> Selected passage
In early 2007 Child magazine ranked Children’s third among the top 10 pediatric hospitals in the country. The magazine also ranked the Aflac Cancer Center, the Sibley Heart Center, the Neonatal Intensive Care Unit, the pulmonology program, and the orthopaedics division in the nation’s top five pediatric specialties in 2007. In addition, nearly 150 doctors at Children’s, more than any other hospital in Georgia, are included among the nation’s best doctors as listed by Best Doctors in America.

> Entries provided
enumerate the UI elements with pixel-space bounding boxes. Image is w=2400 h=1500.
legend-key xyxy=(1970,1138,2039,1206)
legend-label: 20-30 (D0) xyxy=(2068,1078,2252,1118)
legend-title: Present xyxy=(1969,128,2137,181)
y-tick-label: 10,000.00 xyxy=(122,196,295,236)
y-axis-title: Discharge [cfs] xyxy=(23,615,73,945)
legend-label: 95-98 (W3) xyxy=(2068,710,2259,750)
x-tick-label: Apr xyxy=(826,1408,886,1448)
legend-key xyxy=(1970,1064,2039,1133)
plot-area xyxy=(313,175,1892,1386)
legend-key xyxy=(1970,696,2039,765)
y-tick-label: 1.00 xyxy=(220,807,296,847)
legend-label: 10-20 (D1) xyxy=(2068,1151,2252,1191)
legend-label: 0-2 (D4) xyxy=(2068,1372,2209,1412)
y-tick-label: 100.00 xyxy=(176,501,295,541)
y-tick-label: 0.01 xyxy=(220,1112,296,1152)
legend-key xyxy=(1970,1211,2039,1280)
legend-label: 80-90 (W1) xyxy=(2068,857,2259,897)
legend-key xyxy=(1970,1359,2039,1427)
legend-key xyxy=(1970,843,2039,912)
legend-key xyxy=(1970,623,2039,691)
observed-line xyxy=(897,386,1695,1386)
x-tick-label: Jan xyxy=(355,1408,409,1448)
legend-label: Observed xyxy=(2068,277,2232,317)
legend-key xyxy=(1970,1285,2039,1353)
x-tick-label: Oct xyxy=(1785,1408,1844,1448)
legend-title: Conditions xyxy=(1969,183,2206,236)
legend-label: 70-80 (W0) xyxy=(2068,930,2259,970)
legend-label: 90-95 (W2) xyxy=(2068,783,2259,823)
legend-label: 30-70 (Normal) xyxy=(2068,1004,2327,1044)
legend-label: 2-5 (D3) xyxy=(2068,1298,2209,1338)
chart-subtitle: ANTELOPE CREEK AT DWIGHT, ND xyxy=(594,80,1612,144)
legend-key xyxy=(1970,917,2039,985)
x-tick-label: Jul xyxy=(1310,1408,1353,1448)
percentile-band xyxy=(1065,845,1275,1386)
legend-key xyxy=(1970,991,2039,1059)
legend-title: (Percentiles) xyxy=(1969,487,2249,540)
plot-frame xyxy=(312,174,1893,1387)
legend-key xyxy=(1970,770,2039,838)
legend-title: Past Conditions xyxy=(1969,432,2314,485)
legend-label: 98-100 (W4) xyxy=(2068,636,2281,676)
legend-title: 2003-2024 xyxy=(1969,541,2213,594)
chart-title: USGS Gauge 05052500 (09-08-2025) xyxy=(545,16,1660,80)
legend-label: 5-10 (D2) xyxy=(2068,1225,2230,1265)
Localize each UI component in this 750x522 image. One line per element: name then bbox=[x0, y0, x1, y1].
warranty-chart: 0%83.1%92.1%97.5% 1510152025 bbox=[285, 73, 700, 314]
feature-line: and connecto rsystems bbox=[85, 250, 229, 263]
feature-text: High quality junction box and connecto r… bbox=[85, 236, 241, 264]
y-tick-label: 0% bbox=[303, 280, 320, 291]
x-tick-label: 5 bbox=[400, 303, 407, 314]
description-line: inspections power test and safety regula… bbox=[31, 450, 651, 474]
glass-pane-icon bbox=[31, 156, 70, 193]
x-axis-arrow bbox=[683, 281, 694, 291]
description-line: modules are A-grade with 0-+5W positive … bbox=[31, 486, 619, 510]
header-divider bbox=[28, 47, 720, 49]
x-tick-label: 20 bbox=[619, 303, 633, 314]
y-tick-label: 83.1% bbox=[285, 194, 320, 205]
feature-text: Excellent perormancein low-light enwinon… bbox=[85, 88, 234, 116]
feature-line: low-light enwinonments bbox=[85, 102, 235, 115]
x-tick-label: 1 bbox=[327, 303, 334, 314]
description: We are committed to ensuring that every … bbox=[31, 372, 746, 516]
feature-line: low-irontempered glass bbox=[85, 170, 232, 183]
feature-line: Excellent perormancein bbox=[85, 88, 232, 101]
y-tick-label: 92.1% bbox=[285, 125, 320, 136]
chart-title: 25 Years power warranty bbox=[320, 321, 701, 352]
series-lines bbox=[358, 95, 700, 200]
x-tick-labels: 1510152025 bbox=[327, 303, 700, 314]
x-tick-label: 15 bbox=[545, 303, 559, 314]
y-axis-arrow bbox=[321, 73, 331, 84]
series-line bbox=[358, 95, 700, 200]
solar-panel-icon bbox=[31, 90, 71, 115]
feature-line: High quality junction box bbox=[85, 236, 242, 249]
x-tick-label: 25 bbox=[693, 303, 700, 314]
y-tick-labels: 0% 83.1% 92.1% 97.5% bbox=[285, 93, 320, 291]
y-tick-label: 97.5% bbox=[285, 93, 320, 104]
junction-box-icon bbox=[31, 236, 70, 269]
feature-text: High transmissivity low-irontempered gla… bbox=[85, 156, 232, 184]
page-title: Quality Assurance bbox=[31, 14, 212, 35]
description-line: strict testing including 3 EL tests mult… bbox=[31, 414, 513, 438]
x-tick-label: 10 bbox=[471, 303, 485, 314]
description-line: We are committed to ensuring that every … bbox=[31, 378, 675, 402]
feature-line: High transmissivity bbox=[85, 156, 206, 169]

> Assigned task A
In the hospital rankings passage, where did Child magazine place Children's among the top 10 pediatric hospitals in early 2007?
> Assigned task B
Please list every program or unit that the hospital rankings passage says Child magazine placed in the nation's top five pediatric specialties in 2007.

> Your solution A
Third in the country.

> Your solution B
- Aflac Cancer Center
- Sibley Heart Center
- Neonatal Intensive Care Unit
- pulmonology program
- orthopaedics division